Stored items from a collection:

::::

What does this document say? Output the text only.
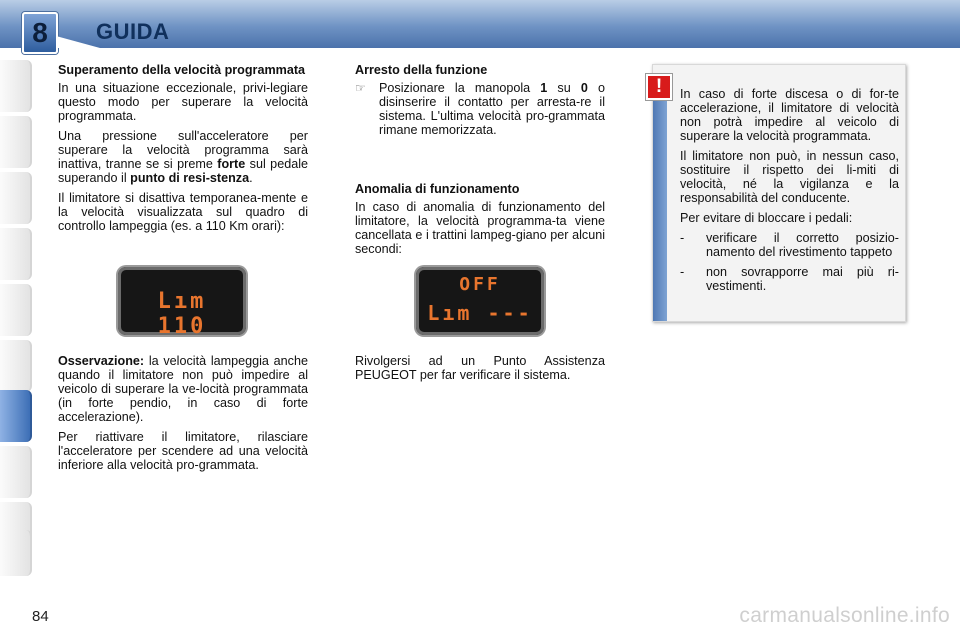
8	GUIDA
Superamento della velocità programmata

In una situazione eccezionale, privi-legiare questo modo per superare la velocità programmata.

Una pressione sull'acceleratore per superare la velocità programma sarà inattiva, tranne se si preme forte sul pedale superando il punto di resi-stenza.

Il limitatore si disattiva temporanea-mente e la velocità visualizzata sul quadro di controllo lampeggia (es. a 110 Km orari):

Lım 110

Osservazione: la velocità lampeggia anche quando il limitatore non può impedire al veicolo di superare la ve-locità programmata (in forte pendio, in caso di forte accelerazione).

Per riattivare il limitatore, rilasciare l'acceleratore per scendere ad una velocità inferiore alla velocità pro-grammata.

Arresto della funzione
☞	Posizionare la manopola 1 su 0 o disinserire il contatto per arresta-re il sistema. L'ultima velocità pro-grammata rimane memorizzata.
Anomalia di funzionamento

In caso di anomalia di funzionamento del limitatore, la velocità programma-ta viene cancellata e i trattini lampeg-giano per alcuni secondi:

OFF
Lım ---

Rivolgersi ad un Punto Assistenza PEUGEOT per far verificare il sistema.

In caso di forte discesa o di for-te accelerazione, il limitatore di velocità non potrà impedire al veicolo di superare la velocità programmata.

Il limitatore non può, in nessun caso, sostituire il rispetto dei li-miti di velocità, né la vigilanza e la responsabilità del conducente.

Per evitare di bloccare i pedali:

-	verificare il corretto posizio-namento del rivestimento tappeto
-	non sovrapporre mai più ri-vestimenti.
!
84	carmanualsonline.info
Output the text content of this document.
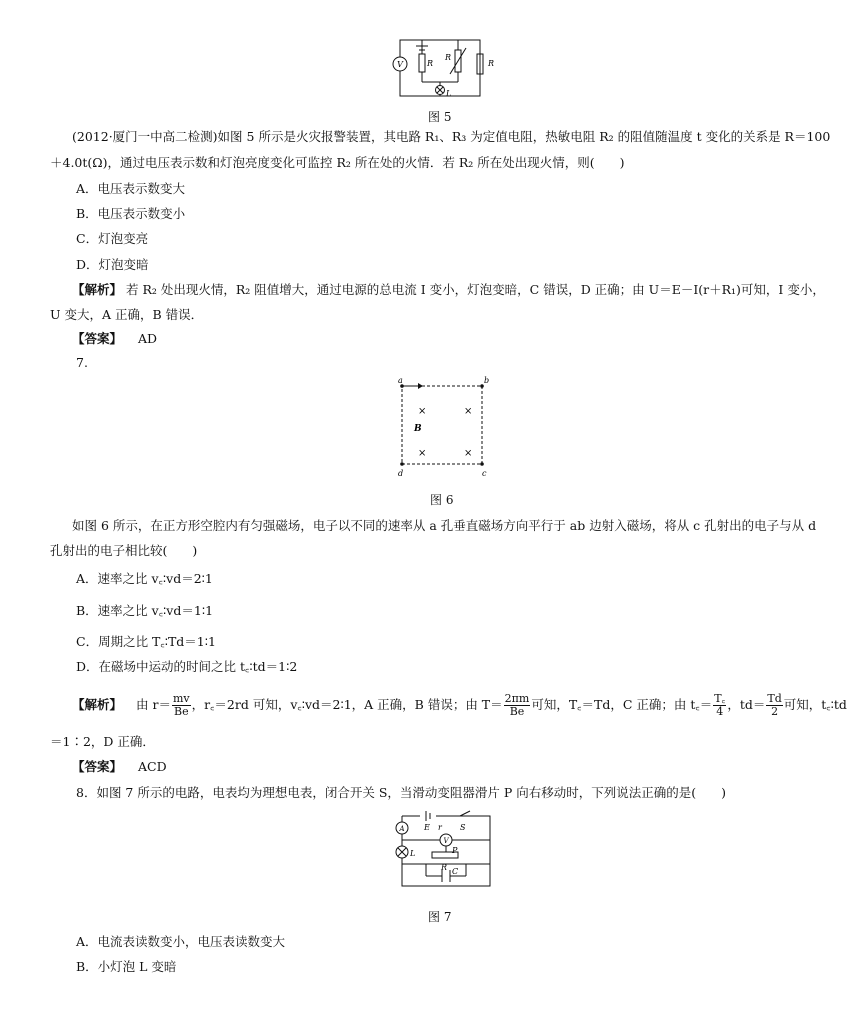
V	R
R
R
L
图 5
(2012·厦门一中高二检测)如图 5 所示是火灾报警装置，其电路 R₁、R₃ 为定值电阻，热敏电阻 R₂ 的阻值随温度 t 变化的关系是 R＝100
＋4.0t(Ω)，通过电压表示数和灯泡亮度变化可监控 R₂ 所在处的火情．若 R₂ 所在处出现火情，则(　　)
A．电压表示数变大
B．电压表示数变小
C．灯泡变亮
D．灯泡变暗
【解析】 若 R₂ 处出现火情，R₂ 阻值增大，通过电源的总电流 I 变小，灯泡变暗，C 错误，D 正确；由 U＝E－I(r＋R₁)可知，I 变小，
U 变大，A 正确，B 错误．
【答案】 AD
7.
a	b
c
d
B
×	×
×	×
图 6
如图 6 所示，在正方形空腔内有匀强磁场，电子以不同的速率从 a 孔垂直磁场方向平行于 ab 边射入磁场，将从 c 孔射出的电子与从 d
孔射出的电子相比较(　　)
A．速率之比 v꜀∶vd＝2∶1
B．速率之比 v꜀∶vd＝1∶1
C．周期之比 T꜀∶Td＝1∶1
D．在磁场中运动的时间之比 t꜀∶td＝1∶2
【解析】 由 $r= \frac{mv}{Be}$ ，r꜀＝2rd 可知，v꜀∶vd＝2∶1，A 正确，B 错误；由 $T= \frac{2\pi m}{Be}$ 可知，T꜀＝Td，C 正确；由 t꜀＝ $\frac{T꜀}{4}$ ，$td= \frac{Td}{2}$ 可知，t꜀∶td
＝1∶2，D 正确．
【答案】 ACD
8．如图 7 所示的电路，电表均为理想电表，闭合开关 S，当滑动变阻器滑片 P 向右移动时，下列说法正确的是(　　)
A
V
L
E r S
P
R C
图 7
A．电流表读数变小，电压表读数变大
B．小灯泡 L 变暗
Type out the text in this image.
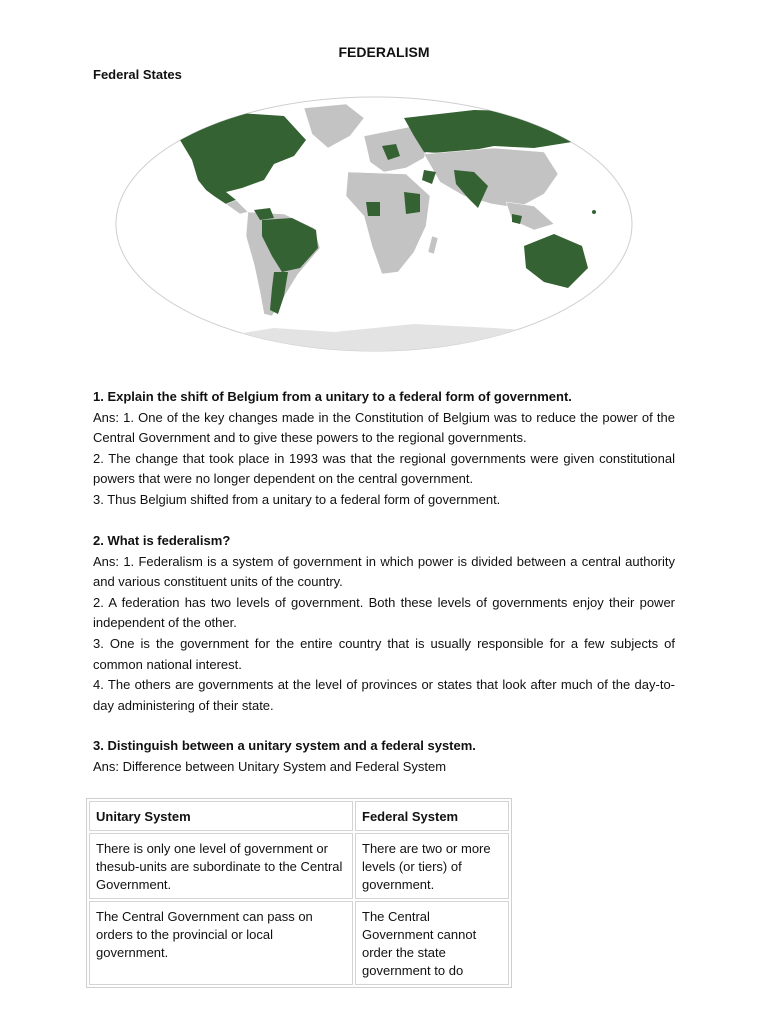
FEDERALISM
Federal States

1. Explain the shift of Belgium from a unitary to a federal form of government.

Ans: 1. One of the key changes made in the Constitution of Belgium was to reduce the power of the Central Government and to give these powers to the regional governments.

2. The change that took place in 1993 was that the regional governments were given constitutional powers that were no longer dependent on the central government.

3. Thus Belgium shifted from a unitary to a federal form of government.

2. What is federalism?

Ans: 1. Federalism is a system of government in which power is divided between a central authority and various constituent units of the country.

2. A federation has two levels of government. Both these levels of governments enjoy their power independent of the other.

3. One is the government for the entire country that is usually responsible for a few subjects of common national interest.

4. The others are governments at the level of provinces or states that look after much of the day-to-day administering of their state.

3. Distinguish between a unitary system and a federal system.

Ans: Difference between Unitary System and Federal System

Unitary System	Federal System
There is only one level of government or thesub-units are subordinate to the Central Government.	There are two or more levels (or tiers) of government.
The Central Government can pass on orders to the provincial or local government.	The Central Government cannot order the state government to do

::::

Given problem:
From the entries above, return each line with the word "between" in it.

Reply:
Ans: 1. Federalism is a system of government in which power is divided between a central authority and various constituent units of the country.
3. Distinguish between a unitary system and a federal system.
Ans: Difference between Unitary System and Federal System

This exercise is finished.